EXERCISE:
Pick out each line containing the string "Legacy".

ENTRIES PROVIDED:
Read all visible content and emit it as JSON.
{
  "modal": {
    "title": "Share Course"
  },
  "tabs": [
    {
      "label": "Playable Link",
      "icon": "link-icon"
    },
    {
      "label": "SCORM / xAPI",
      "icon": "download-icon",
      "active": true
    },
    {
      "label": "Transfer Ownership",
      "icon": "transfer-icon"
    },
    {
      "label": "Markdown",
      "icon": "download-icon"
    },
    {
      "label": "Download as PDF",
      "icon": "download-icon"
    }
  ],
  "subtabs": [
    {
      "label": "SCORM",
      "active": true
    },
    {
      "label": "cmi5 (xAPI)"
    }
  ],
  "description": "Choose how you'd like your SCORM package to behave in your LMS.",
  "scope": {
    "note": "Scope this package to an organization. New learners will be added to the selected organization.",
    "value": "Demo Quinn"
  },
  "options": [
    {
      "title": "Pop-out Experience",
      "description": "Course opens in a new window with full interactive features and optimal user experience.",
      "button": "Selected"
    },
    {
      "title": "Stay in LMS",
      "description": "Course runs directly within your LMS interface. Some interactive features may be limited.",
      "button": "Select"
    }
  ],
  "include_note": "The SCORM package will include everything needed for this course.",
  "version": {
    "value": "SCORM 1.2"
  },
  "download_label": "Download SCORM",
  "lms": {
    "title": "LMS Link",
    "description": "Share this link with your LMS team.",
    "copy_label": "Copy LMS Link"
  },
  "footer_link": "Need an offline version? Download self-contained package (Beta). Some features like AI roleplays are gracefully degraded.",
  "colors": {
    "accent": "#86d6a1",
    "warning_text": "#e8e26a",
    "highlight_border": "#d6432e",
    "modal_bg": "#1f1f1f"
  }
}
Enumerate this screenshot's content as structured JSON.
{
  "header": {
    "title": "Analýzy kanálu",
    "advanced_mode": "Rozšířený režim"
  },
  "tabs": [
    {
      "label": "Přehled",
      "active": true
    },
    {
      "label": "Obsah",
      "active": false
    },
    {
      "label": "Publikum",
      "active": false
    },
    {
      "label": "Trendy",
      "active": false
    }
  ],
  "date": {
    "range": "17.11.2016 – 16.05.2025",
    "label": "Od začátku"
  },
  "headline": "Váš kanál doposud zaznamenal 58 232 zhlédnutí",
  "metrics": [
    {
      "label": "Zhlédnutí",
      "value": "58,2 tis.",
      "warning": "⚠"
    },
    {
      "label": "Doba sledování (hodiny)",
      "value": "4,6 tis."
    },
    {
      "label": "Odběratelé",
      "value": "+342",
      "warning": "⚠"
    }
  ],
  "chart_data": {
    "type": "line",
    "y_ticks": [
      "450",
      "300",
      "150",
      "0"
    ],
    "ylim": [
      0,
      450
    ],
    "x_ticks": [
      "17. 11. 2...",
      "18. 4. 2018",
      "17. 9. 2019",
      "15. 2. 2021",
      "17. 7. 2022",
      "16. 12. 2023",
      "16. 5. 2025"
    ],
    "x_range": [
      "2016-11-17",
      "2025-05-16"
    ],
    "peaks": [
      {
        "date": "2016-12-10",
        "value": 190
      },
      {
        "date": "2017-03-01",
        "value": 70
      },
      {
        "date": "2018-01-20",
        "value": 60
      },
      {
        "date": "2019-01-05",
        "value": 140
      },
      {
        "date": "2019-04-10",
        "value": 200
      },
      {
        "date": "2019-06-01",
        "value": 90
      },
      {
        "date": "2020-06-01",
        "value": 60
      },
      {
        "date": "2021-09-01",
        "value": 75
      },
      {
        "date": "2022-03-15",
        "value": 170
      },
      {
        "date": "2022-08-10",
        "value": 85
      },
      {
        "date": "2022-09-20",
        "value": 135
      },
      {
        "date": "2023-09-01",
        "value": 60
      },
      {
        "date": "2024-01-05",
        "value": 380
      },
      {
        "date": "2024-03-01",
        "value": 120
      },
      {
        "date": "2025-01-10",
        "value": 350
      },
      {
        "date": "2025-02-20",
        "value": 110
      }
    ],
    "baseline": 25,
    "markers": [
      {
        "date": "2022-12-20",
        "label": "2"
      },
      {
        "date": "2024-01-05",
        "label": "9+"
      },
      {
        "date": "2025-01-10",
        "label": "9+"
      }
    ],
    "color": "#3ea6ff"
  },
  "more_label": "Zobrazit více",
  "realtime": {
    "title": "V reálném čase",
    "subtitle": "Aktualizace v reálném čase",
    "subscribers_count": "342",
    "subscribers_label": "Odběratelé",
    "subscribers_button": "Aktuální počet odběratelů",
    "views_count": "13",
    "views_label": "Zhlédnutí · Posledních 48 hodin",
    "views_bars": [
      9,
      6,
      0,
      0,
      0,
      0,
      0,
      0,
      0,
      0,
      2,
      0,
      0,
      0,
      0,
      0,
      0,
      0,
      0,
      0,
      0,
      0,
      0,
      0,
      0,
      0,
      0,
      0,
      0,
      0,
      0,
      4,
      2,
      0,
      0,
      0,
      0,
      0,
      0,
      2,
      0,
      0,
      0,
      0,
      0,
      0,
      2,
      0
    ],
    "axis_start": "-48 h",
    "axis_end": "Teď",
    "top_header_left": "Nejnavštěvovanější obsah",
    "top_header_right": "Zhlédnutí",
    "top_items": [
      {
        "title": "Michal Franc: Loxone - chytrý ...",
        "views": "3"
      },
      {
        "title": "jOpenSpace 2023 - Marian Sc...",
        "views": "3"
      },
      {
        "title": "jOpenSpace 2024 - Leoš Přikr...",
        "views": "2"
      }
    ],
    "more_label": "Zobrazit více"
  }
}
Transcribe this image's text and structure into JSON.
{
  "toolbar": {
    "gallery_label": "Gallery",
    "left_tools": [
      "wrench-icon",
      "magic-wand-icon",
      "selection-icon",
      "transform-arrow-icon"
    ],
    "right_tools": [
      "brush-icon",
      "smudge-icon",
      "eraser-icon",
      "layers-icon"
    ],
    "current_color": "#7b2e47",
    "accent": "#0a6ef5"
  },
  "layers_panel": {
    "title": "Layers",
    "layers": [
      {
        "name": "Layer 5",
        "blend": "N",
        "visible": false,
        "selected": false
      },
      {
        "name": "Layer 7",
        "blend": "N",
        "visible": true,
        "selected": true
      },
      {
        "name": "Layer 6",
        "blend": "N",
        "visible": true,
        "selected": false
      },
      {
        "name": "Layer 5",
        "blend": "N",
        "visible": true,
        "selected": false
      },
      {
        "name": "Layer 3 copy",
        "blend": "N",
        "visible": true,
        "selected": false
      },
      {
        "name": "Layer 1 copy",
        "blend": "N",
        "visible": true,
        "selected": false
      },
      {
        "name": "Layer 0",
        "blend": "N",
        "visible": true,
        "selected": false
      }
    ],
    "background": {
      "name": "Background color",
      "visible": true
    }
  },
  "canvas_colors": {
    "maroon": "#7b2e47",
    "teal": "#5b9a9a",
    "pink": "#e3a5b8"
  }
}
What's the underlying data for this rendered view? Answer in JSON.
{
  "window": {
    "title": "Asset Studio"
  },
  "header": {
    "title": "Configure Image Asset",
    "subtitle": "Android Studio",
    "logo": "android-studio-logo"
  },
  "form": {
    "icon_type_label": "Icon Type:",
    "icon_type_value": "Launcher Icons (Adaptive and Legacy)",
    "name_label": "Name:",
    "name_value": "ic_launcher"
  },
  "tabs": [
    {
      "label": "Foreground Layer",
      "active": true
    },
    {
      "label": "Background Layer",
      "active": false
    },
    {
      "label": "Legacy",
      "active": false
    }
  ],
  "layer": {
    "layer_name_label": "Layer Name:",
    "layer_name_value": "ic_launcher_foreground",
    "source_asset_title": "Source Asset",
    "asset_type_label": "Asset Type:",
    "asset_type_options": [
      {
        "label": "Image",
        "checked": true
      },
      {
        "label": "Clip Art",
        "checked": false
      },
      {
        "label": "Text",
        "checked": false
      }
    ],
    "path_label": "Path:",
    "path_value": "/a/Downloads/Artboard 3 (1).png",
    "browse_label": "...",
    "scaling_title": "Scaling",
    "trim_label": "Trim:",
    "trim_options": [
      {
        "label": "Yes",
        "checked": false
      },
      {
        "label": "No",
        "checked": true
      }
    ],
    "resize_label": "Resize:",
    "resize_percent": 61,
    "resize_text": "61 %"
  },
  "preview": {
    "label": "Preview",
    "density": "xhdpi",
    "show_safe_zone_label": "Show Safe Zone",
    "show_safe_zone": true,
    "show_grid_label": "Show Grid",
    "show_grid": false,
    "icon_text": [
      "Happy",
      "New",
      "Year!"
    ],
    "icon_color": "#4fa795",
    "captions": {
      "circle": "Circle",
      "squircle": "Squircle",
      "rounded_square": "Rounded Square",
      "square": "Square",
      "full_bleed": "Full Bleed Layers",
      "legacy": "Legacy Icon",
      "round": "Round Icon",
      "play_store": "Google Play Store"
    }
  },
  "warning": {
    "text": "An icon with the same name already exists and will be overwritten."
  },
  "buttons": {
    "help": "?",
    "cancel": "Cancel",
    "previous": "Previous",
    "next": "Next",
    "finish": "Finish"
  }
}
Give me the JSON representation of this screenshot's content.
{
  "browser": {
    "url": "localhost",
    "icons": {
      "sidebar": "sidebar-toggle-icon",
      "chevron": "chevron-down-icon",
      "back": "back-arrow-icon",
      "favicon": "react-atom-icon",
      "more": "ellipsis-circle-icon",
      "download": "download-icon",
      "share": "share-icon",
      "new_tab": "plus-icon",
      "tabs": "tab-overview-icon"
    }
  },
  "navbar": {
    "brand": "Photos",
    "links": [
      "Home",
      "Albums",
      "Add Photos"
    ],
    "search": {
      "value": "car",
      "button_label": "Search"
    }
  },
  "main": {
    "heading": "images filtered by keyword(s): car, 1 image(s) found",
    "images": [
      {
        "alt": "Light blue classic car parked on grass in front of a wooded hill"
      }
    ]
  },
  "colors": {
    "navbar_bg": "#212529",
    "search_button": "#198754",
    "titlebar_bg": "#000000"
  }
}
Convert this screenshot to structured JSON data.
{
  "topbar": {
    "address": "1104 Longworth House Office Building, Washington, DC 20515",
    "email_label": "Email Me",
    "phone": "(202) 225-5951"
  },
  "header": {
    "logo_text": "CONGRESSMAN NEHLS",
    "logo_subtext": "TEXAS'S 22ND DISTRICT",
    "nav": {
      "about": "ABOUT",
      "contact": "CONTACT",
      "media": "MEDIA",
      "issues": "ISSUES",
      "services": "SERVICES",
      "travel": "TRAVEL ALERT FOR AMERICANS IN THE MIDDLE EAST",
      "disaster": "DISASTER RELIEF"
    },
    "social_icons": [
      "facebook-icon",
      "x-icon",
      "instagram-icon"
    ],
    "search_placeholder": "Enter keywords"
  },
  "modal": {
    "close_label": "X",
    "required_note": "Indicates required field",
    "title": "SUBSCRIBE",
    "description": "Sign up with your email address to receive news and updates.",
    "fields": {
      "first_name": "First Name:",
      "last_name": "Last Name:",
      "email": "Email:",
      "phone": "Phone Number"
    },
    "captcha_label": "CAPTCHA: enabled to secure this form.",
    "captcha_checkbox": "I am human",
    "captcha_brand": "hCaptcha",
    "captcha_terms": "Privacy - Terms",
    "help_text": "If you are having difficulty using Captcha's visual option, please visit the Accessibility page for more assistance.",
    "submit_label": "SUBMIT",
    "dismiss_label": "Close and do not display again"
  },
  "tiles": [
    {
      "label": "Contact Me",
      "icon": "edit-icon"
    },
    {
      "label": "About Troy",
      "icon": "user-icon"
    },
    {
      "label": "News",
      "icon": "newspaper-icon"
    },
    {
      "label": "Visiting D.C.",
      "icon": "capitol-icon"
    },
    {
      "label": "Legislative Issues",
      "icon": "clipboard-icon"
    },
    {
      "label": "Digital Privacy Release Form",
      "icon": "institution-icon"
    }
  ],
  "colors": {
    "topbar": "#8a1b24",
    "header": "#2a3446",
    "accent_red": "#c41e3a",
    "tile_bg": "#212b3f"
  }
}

TASK SOLUTION:
    "icon_type_value": "Launcher Icons (Adaptive and Legacy)",
      "label": "Legacy",
      "legacy": "Legacy Icon",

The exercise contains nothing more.